_STATED GOAL_
Retype the listing that follows, exactly as written.

_TASK DATA_
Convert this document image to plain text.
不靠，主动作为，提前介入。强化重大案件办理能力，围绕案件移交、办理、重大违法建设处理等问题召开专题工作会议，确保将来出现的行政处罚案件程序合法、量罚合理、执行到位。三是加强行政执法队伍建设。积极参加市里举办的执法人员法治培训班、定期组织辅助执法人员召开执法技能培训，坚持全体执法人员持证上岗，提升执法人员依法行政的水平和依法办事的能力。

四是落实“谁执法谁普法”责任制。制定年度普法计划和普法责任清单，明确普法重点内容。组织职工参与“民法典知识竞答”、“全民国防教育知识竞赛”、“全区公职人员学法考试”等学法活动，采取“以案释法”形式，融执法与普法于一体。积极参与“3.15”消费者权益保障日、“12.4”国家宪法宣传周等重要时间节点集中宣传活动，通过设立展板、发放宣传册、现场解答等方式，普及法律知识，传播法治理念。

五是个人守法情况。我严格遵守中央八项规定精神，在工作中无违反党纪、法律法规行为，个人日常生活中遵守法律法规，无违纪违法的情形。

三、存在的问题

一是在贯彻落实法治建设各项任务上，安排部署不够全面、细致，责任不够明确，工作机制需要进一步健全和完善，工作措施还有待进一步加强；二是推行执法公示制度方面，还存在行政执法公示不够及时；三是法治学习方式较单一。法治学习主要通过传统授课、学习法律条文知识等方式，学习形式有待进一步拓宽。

_CORRECT RESPONSE_
Convert this document image to plain text.
不靠，主动作为，提前介入。强化重大案件办理能力，围绕案件移交、办理、重大违法建设处理等问题召开专题工作会议，确保将来出现的行政处罚案件程序合法、量罚合理、执行到位。三是加强行政执法队伍建设。积极参加市里举办的执法人员法治培训班、定期组织辅助执法人员召开执法技能培训，坚持全体执法人员持证上岗，提升执法人员依法行政的水平和依法办事的能力。

四是落实“谁执法谁普法”责任制。制定年度普法计划和普法责任清单，明确普法重点内容。组织职工参与“民法典知识竞答”、“全民国防教育知识竞赛”、“全区公职人员学法考试”等学法活动，采取“以案释法”形式，融执法与普法于一体。积极参与“3.15”消费者权益保障日、“12.4”国家宪法宣传周等重要时间节点集中宣传活动，通过设立展板、发放宣传册、现场解答等方式，普及法律知识，传播法治理念。

五是个人守法情况。我严格遵守中央八项规定精神，在工作中无违反党纪、法律法规行为，个人日常生活中遵守法律法规，无违纪违法的情形。

三、存在的问题

一是在贯彻落实法治建设各项任务上，安排部署不够全面、细致，责任不够明确，工作机制需要进一步健全和完善，工作措施还有待进一步加强；二是推行执法公示制度方面，还存在行政执法公示不够及时；三是法治学习方式较单一。法治学习主要通过传统授课、学习法律条文知识等方式，学习形式有待进一步拓宽。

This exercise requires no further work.